- [TASK STATEMENT]: Write the records below out again exactly as given, with no images.
########
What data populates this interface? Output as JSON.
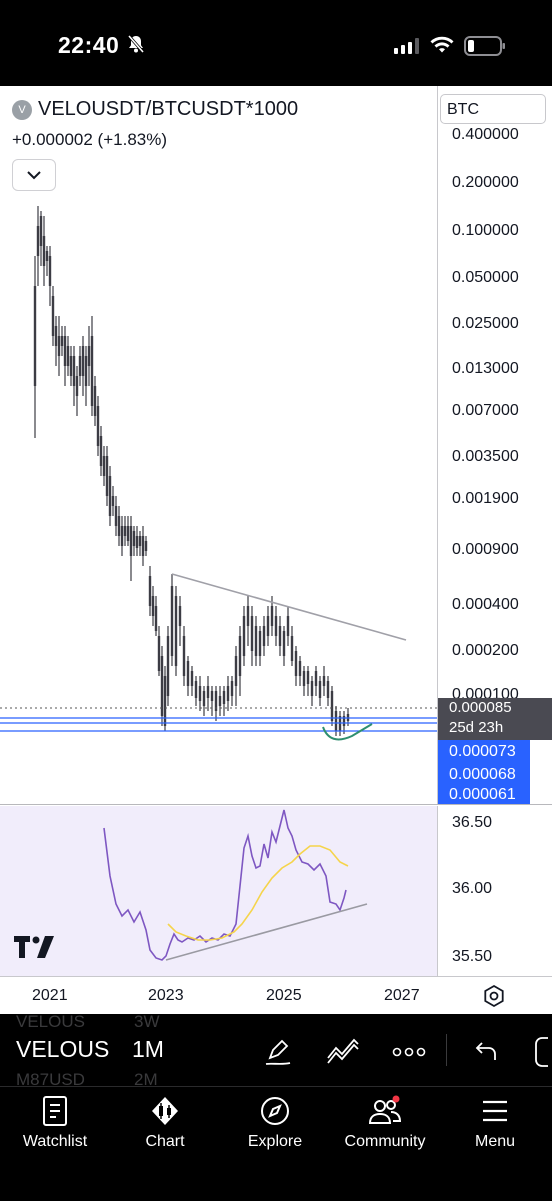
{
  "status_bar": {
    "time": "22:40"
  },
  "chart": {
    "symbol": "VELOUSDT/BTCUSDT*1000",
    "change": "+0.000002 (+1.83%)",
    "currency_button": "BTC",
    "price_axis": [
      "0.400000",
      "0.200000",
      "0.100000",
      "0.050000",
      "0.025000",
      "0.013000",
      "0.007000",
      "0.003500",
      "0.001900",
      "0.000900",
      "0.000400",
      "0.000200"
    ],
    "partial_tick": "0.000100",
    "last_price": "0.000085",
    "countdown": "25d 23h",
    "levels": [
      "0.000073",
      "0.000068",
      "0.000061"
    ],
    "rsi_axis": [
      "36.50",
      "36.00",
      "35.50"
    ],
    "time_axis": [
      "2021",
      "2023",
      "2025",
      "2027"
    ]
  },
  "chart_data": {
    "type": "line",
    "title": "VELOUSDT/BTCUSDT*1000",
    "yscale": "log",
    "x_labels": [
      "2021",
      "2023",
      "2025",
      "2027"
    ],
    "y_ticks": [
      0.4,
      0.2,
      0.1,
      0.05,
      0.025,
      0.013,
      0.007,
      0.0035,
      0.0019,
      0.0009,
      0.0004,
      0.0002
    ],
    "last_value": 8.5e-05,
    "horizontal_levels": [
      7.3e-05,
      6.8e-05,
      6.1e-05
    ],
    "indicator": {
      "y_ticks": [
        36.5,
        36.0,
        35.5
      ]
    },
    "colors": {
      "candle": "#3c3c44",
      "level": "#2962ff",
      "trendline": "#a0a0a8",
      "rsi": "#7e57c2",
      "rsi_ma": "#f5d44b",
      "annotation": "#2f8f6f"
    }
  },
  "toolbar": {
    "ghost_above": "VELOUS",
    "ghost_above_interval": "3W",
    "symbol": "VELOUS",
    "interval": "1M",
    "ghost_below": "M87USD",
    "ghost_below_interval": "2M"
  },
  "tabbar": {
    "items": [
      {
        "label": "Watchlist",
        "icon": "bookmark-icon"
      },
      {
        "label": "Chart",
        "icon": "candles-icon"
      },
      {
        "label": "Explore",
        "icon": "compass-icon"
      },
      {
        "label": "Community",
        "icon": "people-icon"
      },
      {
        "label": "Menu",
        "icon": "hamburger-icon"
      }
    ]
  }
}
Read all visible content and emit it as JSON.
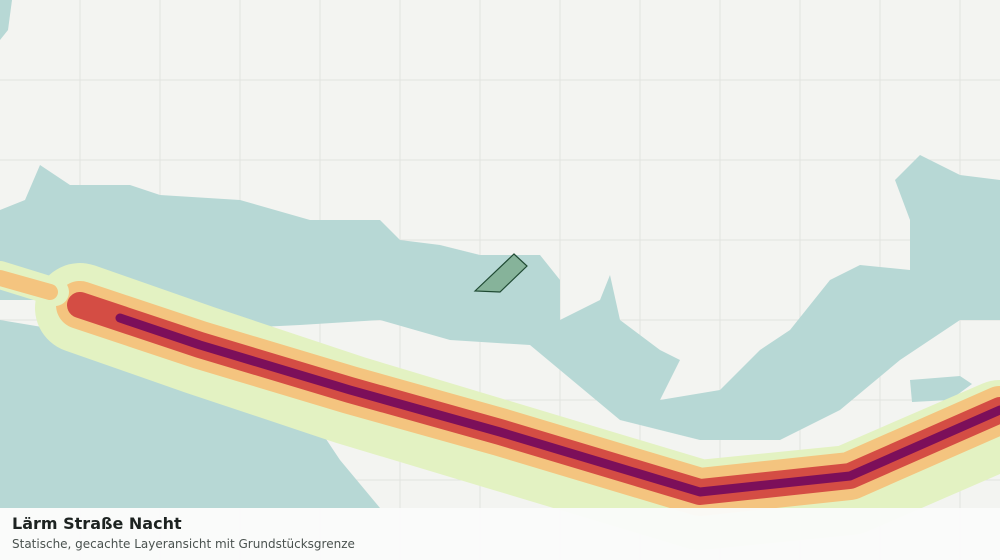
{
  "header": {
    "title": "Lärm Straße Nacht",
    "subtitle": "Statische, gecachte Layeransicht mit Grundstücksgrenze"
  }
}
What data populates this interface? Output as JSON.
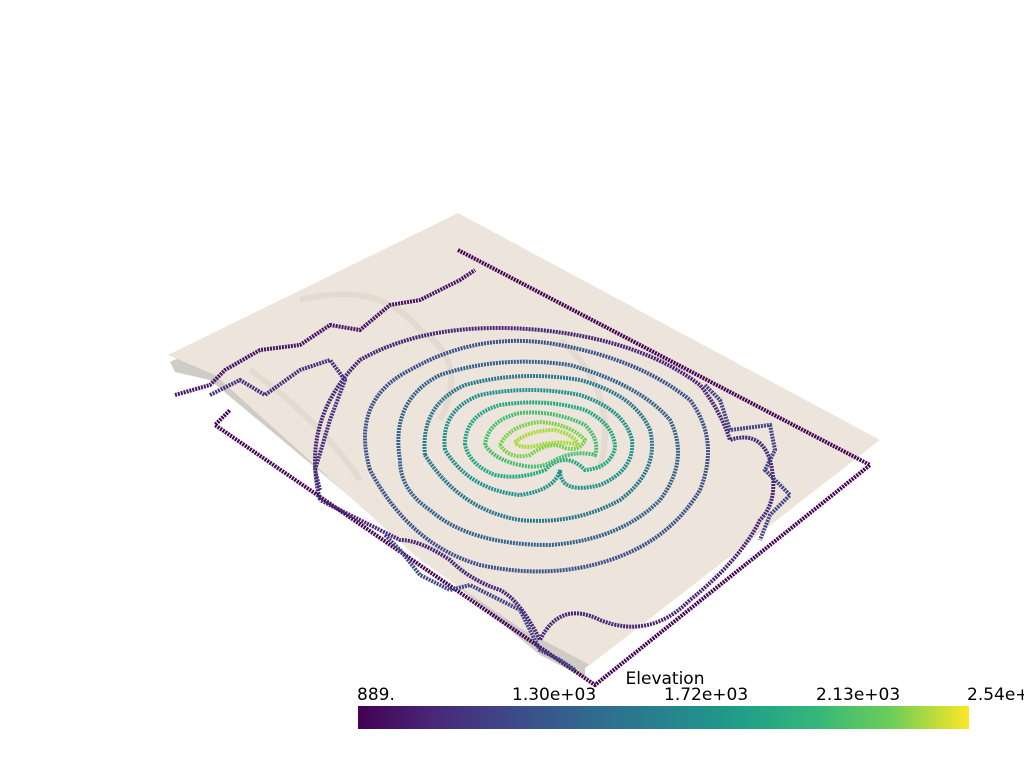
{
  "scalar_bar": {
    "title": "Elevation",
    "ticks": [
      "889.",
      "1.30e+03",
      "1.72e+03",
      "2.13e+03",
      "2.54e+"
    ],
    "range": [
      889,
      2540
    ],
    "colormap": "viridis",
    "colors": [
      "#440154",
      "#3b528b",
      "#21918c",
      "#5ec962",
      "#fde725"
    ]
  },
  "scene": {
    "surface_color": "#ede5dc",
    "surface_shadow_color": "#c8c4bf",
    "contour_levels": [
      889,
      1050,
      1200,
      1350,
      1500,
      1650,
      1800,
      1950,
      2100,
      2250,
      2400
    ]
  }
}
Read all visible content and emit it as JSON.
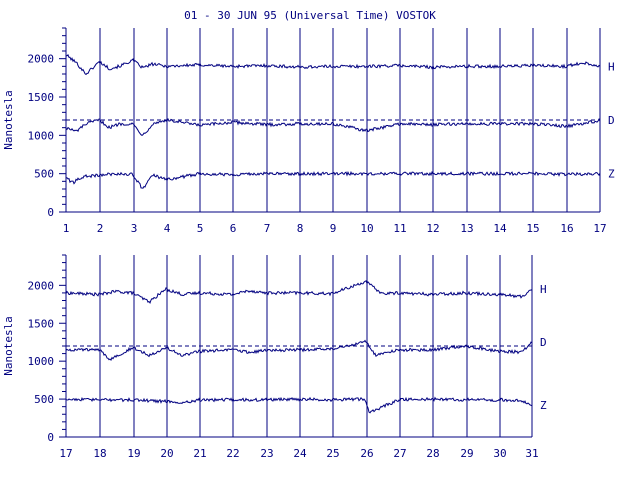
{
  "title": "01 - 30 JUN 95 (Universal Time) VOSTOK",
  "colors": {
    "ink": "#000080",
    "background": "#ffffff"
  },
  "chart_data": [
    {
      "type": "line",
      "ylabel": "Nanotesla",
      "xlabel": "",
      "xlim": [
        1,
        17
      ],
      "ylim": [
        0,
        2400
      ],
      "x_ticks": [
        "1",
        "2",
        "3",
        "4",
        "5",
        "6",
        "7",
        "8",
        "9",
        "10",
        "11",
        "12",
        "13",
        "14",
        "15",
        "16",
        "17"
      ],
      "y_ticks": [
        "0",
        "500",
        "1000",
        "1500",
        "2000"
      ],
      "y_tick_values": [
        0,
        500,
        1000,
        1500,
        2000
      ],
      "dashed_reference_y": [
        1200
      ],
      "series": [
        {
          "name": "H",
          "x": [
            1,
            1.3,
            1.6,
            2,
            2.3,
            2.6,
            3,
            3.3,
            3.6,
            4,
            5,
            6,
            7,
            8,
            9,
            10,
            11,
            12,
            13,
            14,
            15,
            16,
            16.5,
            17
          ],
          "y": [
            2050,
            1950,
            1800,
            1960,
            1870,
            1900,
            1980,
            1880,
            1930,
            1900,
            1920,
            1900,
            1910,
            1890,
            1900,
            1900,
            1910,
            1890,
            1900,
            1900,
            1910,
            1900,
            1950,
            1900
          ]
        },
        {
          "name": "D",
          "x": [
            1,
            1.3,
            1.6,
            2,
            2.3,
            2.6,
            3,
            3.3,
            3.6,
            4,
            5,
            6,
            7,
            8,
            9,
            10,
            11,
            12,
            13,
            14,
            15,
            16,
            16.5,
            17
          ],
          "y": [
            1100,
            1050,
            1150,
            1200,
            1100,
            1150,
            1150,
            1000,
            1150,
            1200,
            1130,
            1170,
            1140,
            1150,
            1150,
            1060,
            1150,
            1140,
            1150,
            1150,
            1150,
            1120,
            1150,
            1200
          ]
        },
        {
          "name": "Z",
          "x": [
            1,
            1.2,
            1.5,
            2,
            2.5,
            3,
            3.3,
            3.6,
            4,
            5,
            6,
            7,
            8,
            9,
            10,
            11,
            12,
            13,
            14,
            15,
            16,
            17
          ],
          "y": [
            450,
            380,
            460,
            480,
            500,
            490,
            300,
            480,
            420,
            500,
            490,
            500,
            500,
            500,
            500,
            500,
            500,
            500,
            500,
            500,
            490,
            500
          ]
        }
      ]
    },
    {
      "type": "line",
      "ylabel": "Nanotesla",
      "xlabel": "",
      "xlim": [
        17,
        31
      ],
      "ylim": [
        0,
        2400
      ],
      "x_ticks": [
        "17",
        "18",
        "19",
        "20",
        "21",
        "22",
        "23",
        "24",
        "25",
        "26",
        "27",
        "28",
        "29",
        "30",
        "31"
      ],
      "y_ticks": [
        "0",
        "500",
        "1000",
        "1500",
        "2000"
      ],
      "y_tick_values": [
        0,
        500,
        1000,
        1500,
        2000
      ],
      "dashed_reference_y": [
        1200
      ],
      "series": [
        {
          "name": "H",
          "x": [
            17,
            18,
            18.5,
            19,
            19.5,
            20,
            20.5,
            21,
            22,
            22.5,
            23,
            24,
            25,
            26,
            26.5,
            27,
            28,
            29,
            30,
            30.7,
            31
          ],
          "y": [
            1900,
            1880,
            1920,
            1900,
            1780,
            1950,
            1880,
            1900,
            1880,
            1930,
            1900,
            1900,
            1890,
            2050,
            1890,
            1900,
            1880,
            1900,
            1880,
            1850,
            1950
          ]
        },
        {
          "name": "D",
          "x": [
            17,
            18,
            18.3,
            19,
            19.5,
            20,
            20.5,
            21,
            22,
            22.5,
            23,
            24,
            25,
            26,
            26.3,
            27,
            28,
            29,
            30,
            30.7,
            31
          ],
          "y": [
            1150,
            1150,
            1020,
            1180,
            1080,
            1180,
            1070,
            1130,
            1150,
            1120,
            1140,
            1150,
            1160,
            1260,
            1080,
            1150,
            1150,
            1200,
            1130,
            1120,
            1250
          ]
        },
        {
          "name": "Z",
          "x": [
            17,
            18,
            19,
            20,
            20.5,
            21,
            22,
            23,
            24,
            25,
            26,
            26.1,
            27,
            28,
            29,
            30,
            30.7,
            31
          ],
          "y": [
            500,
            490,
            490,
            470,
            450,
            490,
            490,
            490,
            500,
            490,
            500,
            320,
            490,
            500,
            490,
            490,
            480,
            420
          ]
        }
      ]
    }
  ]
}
########
- [RESPONSE]:
What data populates this interface? Output as JSON.
{
  "status_bar": {
    "time": "22:40"
  },
  "chart": {
    "symbol": "VELOUSDT/BTCUSDT*1000",
    "change": "+0.000002 (+1.83%)",
    "currency_button": "BTC",
    "price_axis": [
      "0.400000",
      "0.200000",
      "0.100000",
      "0.050000",
      "0.025000",
      "0.013000",
      "0.007000",
      "0.003500",
      "0.001900",
      "0.000900",
      "0.000400",
      "0.000200"
    ],
    "partial_tick": "0.000100",
    "last_price": "0.000085",
    "countdown": "25d 23h",
    "levels": [
      "0.000073",
      "0.000068",
      "0.000061"
    ],
    "rsi_axis": [
      "36.50",
      "36.00",
      "35.50"
    ],
    "time_axis": [
      "2021",
      "2023",
      "2025",
      "2027"
    ]
  },
  "chart_data": {
    "type": "line",
    "title": "VELOUSDT/BTCUSDT*1000",
    "yscale": "log",
    "x_labels": [
      "2021",
      "2023",
      "2025",
      "2027"
    ],
    "y_ticks": [
      0.4,
      0.2,
      0.1,
      0.05,
      0.025,
      0.013,
      0.007,
      0.0035,
      0.0019,
      0.0009,
      0.0004,
      0.0002
    ],
    "last_value": 8.5e-05,
    "horizontal_levels": [
      7.3e-05,
      6.8e-05,
      6.1e-05
    ],
    "indicator": {
      "y_ticks": [
        36.5,
        36.0,
        35.5
      ]
    },
    "colors": {
      "candle": "#3c3c44",
      "level": "#2962ff",
      "trendline": "#a0a0a8",
      "rsi": "#7e57c2",
      "rsi_ma": "#f5d44b",
      "annotation": "#2f8f6f"
    }
  },
  "toolbar": {
    "ghost_above": "VELOUS",
    "ghost_above_interval": "3W",
    "symbol": "VELOUS",
    "interval": "1M",
    "ghost_below": "M87USD",
    "ghost_below_interval": "2M"
  },
  "tabbar": {
    "items": [
      {
        "label": "Watchlist",
        "icon": "bookmark-icon"
      },
      {
        "label": "Chart",
        "icon": "candles-icon"
      },
      {
        "label": "Explore",
        "icon": "compass-icon"
      },
      {
        "label": "Community",
        "icon": "people-icon"
      },
      {
        "label": "Menu",
        "icon": "hamburger-icon"
      }
    ]
  }
}
Read all visible content and emit it as JSON.
{
  "header": {
    "title": "Lärm Straße Nacht",
    "subtitle": "Statische, gecachte Layeransicht mit Grundstücksgrenze"
  }
}
What data populates this interface? Output as JSON.
{
  "scalar_bar": {
    "title": "Elevation",
    "ticks": [
      "889.",
      "1.30e+03",
      "1.72e+03",
      "2.13e+03",
      "2.54e+"
    ],
    "range": [
      889,
      2540
    ],
    "colormap": "viridis",
    "colors": [
      "#440154",
      "#3b528b",
      "#21918c",
      "#5ec962",
      "#fde725"
    ]
  },
  "scene": {
    "surface_color": "#ede5dc",
    "surface_shadow_color": "#c8c4bf",
    "contour_levels": [
      889,
      1050,
      1200,
      1350,
      1500,
      1650,
      1800,
      1950,
      2100,
      2250,
      2400
    ]
  }
}
Read all visible content and emit it as JSON.
{
  "title": "01 - 30 JUN 95 (Universal Time) VOSTOK",
  "colors": {
    "ink": "#000080",
    "background": "#ffffff"
  },
  "chart_data": [
    {
      "type": "line",
      "ylabel": "Nanotesla",
      "xlabel": "",
      "xlim": [
        1,
        17
      ],
      "ylim": [
        0,
        2400
      ],
      "x_ticks": [
        "1",
        "2",
        "3",
        "4",
        "5",
        "6",
        "7",
        "8",
        "9",
        "10",
        "11",
        "12",
        "13",
        "14",
        "15",
        "16",
        "17"
      ],
      "y_ticks": [
        "0",
        "500",
        "1000",
        "1500",
        "2000"
      ],
      "y_tick_values": [
        0,
        500,
        1000,
        1500,
        2000
      ],
      "dashed_reference_y": [
        1200
      ],
      "series": [
        {
          "name": "H",
          "x": [
            1,
            1.3,
            1.6,
            2,
            2.3,
            2.6,
            3,
            3.3,
            3.6,
            4,
            5,
            6,
            7,
            8,
            9,
            10,
            11,
            12,
            13,
            14,
            15,
            16,
            16.5,
            17
          ],
          "y": [
            2050,
            1950,
            1800,
            1960,
            1870,
            1900,
            1980,
            1880,
            1930,
            1900,
            1920,
            1900,
            1910,
            1890,
            1900,
            1900,
            1910,
            1890,
            1900,
            1900,
            1910,
            1900,
            1950,
            1900
          ]
        },
        {
          "name": "D",
          "x": [
            1,
            1.3,
            1.6,
            2,
            2.3,
            2.6,
            3,
            3.3,
            3.6,
            4,
            5,
            6,
            7,
            8,
            9,
            10,
            11,
            12,
            13,
            14,
            15,
            16,
            16.5,
            17
          ],
          "y": [
            1100,
            1050,
            1150,
            1200,
            1100,
            1150,
            1150,
            1000,
            1150,
            1200,
            1130,
            1170,
            1140,
            1150,
            1150,
            1060,
            1150,
            1140,
            1150,
            1150,
            1150,
            1120,
            1150,
            1200
          ]
        },
        {
          "name": "Z",
          "x": [
            1,
            1.2,
            1.5,
            2,
            2.5,
            3,
            3.3,
            3.6,
            4,
            5,
            6,
            7,
            8,
            9,
            10,
            11,
            12,
            13,
            14,
            15,
            16,
            17
          ],
          "y": [
            450,
            380,
            460,
            480,
            500,
            490,
            300,
            480,
            420,
            500,
            490,
            500,
            500,
            500,
            500,
            500,
            500,
            500,
            500,
            500,
            490,
            500
          ]
        }
      ]
    },
    {
      "type": "line",
      "ylabel": "Nanotesla",
      "xlabel": "",
      "xlim": [
        17,
        31
      ],
      "ylim": [
        0,
        2400
      ],
      "x_ticks": [
        "17",
        "18",
        "19",
        "20",
        "21",
        "22",
        "23",
        "24",
        "25",
        "26",
        "27",
        "28",
        "29",
        "30",
        "31"
      ],
      "y_ticks": [
        "0",
        "500",
        "1000",
        "1500",
        "2000"
      ],
      "y_tick_values": [
        0,
        500,
        1000,
        1500,
        2000
      ],
      "dashed_reference_y": [
        1200
      ],
      "series": [
        {
          "name": "H",
          "x": [
            17,
            18,
            18.5,
            19,
            19.5,
            20,
            20.5,
            21,
            22,
            22.5,
            23,
            24,
            25,
            26,
            26.5,
            27,
            28,
            29,
            30,
            30.7,
            31
          ],
          "y": [
            1900,
            1880,
            1920,
            1900,
            1780,
            1950,
            1880,
            1900,
            1880,
            1930,
            1900,
            1900,
            1890,
            2050,
            1890,
            1900,
            1880,
            1900,
            1880,
            1850,
            1950
          ]
        },
        {
          "name": "D",
          "x": [
            17,
            18,
            18.3,
            19,
            19.5,
            20,
            20.5,
            21,
            22,
            22.5,
            23,
            24,
            25,
            26,
            26.3,
            27,
            28,
            29,
            30,
            30.7,
            31
          ],
          "y": [
            1150,
            1150,
            1020,
            1180,
            1080,
            1180,
            1070,
            1130,
            1150,
            1120,
            1140,
            1150,
            1160,
            1260,
            1080,
            1150,
            1150,
            1200,
            1130,
            1120,
            1250
          ]
        },
        {
          "name": "Z",
          "x": [
            17,
            18,
            19,
            20,
            20.5,
            21,
            22,
            23,
            24,
            25,
            26,
            26.1,
            27,
            28,
            29,
            30,
            30.7,
            31
          ],
          "y": [
            500,
            490,
            490,
            470,
            450,
            490,
            490,
            490,
            500,
            490,
            500,
            320,
            490,
            500,
            490,
            490,
            480,
            420
          ]
        }
      ]
    }
  ]
}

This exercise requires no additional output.